• **Exercise**
Quote every line as written. Omit pictures.

• **Records for processing**
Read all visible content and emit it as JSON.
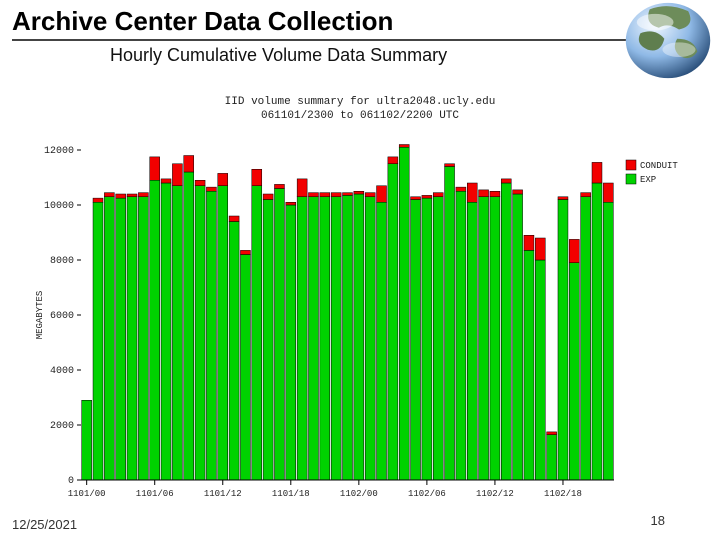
{
  "header": {
    "title": "Archive Center Data Collection",
    "subtitle": "Hourly Cumulative Volume Data Summary"
  },
  "footer": {
    "date": "12/25/2021",
    "page": "18"
  },
  "chart_data": {
    "type": "bar",
    "title": "IID volume summary for ultra2048.ucly.edu",
    "subtitle": "061101/2300 to 061102/2200 UTC",
    "xlabel": "",
    "ylabel": "MEGABYTES",
    "ylim": [
      0,
      12000
    ],
    "yticks": [
      0,
      2000,
      4000,
      6000,
      8000,
      10000,
      12000
    ],
    "categories": [
      "1101/00",
      "1101/01",
      "1101/02",
      "1101/03",
      "1101/04",
      "1101/05",
      "1101/06",
      "1101/07",
      "1101/08",
      "1101/09",
      "1101/10",
      "1101/11",
      "1101/12",
      "1101/13",
      "1101/14",
      "1101/15",
      "1101/16",
      "1101/17",
      "1101/18",
      "1101/19",
      "1101/20",
      "1101/21",
      "1101/22",
      "1101/23",
      "1102/00",
      "1102/01",
      "1102/02",
      "1102/03",
      "1102/04",
      "1102/05",
      "1102/06",
      "1102/07",
      "1102/08",
      "1102/09",
      "1102/10",
      "1102/11",
      "1102/12",
      "1102/13",
      "1102/14",
      "1102/15",
      "1102/16",
      "1102/17",
      "1102/18",
      "1102/19",
      "1102/20",
      "1102/21",
      "1102/22"
    ],
    "xtick_labels": [
      "1101/00",
      "1101/06",
      "1101/12",
      "1101/18",
      "1102/00",
      "1102/06",
      "1102/12",
      "1102/18"
    ],
    "series": [
      {
        "name": "EXP",
        "color": "#00d200",
        "values": [
          2900,
          10100,
          10300,
          10250,
          10300,
          10300,
          10900,
          10800,
          10700,
          11200,
          10700,
          10500,
          10700,
          9400,
          8200,
          10700,
          10200,
          10600,
          10000,
          10300,
          10300,
          10300,
          10300,
          10350,
          10400,
          10300,
          10100,
          11500,
          12100,
          10200,
          10250,
          10300,
          11400,
          10500,
          10100,
          10300,
          10300,
          10800,
          10400,
          8350,
          8000,
          1650,
          10200,
          7900,
          10300,
          10800,
          10100
        ]
      },
      {
        "name": "CONDUIT",
        "color": "#f20000",
        "values": [
          0,
          150,
          150,
          150,
          100,
          150,
          850,
          150,
          800,
          600,
          200,
          150,
          450,
          200,
          150,
          600,
          200,
          150,
          100,
          650,
          150,
          150,
          150,
          100,
          100,
          150,
          600,
          250,
          100,
          100,
          100,
          150,
          100,
          150,
          700,
          250,
          200,
          150,
          150,
          550,
          800,
          100,
          100,
          850,
          150,
          750,
          700
        ]
      }
    ],
    "legend": {
      "position": "right",
      "entries": [
        "CONDUIT",
        "EXP"
      ]
    }
  }
}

• **Solution to this problem**
Read all visible content and emit it as JSON.
{
  "header": {
    "title": "Archive Center Data Collection",
    "subtitle": "Hourly Cumulative Volume Data Summary"
  },
  "footer": {
    "date": "12/25/2021",
    "page": "18"
  },
  "chart_data": {
    "type": "bar",
    "title": "IID volume summary for ultra2048.ucly.edu",
    "subtitle": "061101/2300 to 061102/2200 UTC",
    "xlabel": "",
    "ylabel": "MEGABYTES",
    "ylim": [
      0,
      12000
    ],
    "yticks": [
      0,
      2000,
      4000,
      6000,
      8000,
      10000,
      12000
    ],
    "categories": [
      "1101/00",
      "1101/01",
      "1101/02",
      "1101/03",
      "1101/04",
      "1101/05",
      "1101/06",
      "1101/07",
      "1101/08",
      "1101/09",
      "1101/10",
      "1101/11",
      "1101/12",
      "1101/13",
      "1101/14",
      "1101/15",
      "1101/16",
      "1101/17",
      "1101/18",
      "1101/19",
      "1101/20",
      "1101/21",
      "1101/22",
      "1101/23",
      "1102/00",
      "1102/01",
      "1102/02",
      "1102/03",
      "1102/04",
      "1102/05",
      "1102/06",
      "1102/07",
      "1102/08",
      "1102/09",
      "1102/10",
      "1102/11",
      "1102/12",
      "1102/13",
      "1102/14",
      "1102/15",
      "1102/16",
      "1102/17",
      "1102/18",
      "1102/19",
      "1102/20",
      "1102/21",
      "1102/22"
    ],
    "xtick_labels": [
      "1101/00",
      "1101/06",
      "1101/12",
      "1101/18",
      "1102/00",
      "1102/06",
      "1102/12",
      "1102/18"
    ],
    "series": [
      {
        "name": "EXP",
        "color": "#00d200",
        "values": [
          2900,
          10100,
          10300,
          10250,
          10300,
          10300,
          10900,
          10800,
          10700,
          11200,
          10700,
          10500,
          10700,
          9400,
          8200,
          10700,
          10200,
          10600,
          10000,
          10300,
          10300,
          10300,
          10300,
          10350,
          10400,
          10300,
          10100,
          11500,
          12100,
          10200,
          10250,
          10300,
          11400,
          10500,
          10100,
          10300,
          10300,
          10800,
          10400,
          8350,
          8000,
          1650,
          10200,
          7900,
          10300,
          10800,
          10100
        ]
      },
      {
        "name": "CONDUIT",
        "color": "#f20000",
        "values": [
          0,
          150,
          150,
          150,
          100,
          150,
          850,
          150,
          800,
          600,
          200,
          150,
          450,
          200,
          150,
          600,
          200,
          150,
          100,
          650,
          150,
          150,
          150,
          100,
          100,
          150,
          600,
          250,
          100,
          100,
          100,
          150,
          100,
          150,
          700,
          250,
          200,
          150,
          150,
          550,
          800,
          100,
          100,
          850,
          150,
          750,
          700
        ]
      }
    ],
    "legend": {
      "position": "right",
      "entries": [
        "CONDUIT",
        "EXP"
      ]
    }
  }
}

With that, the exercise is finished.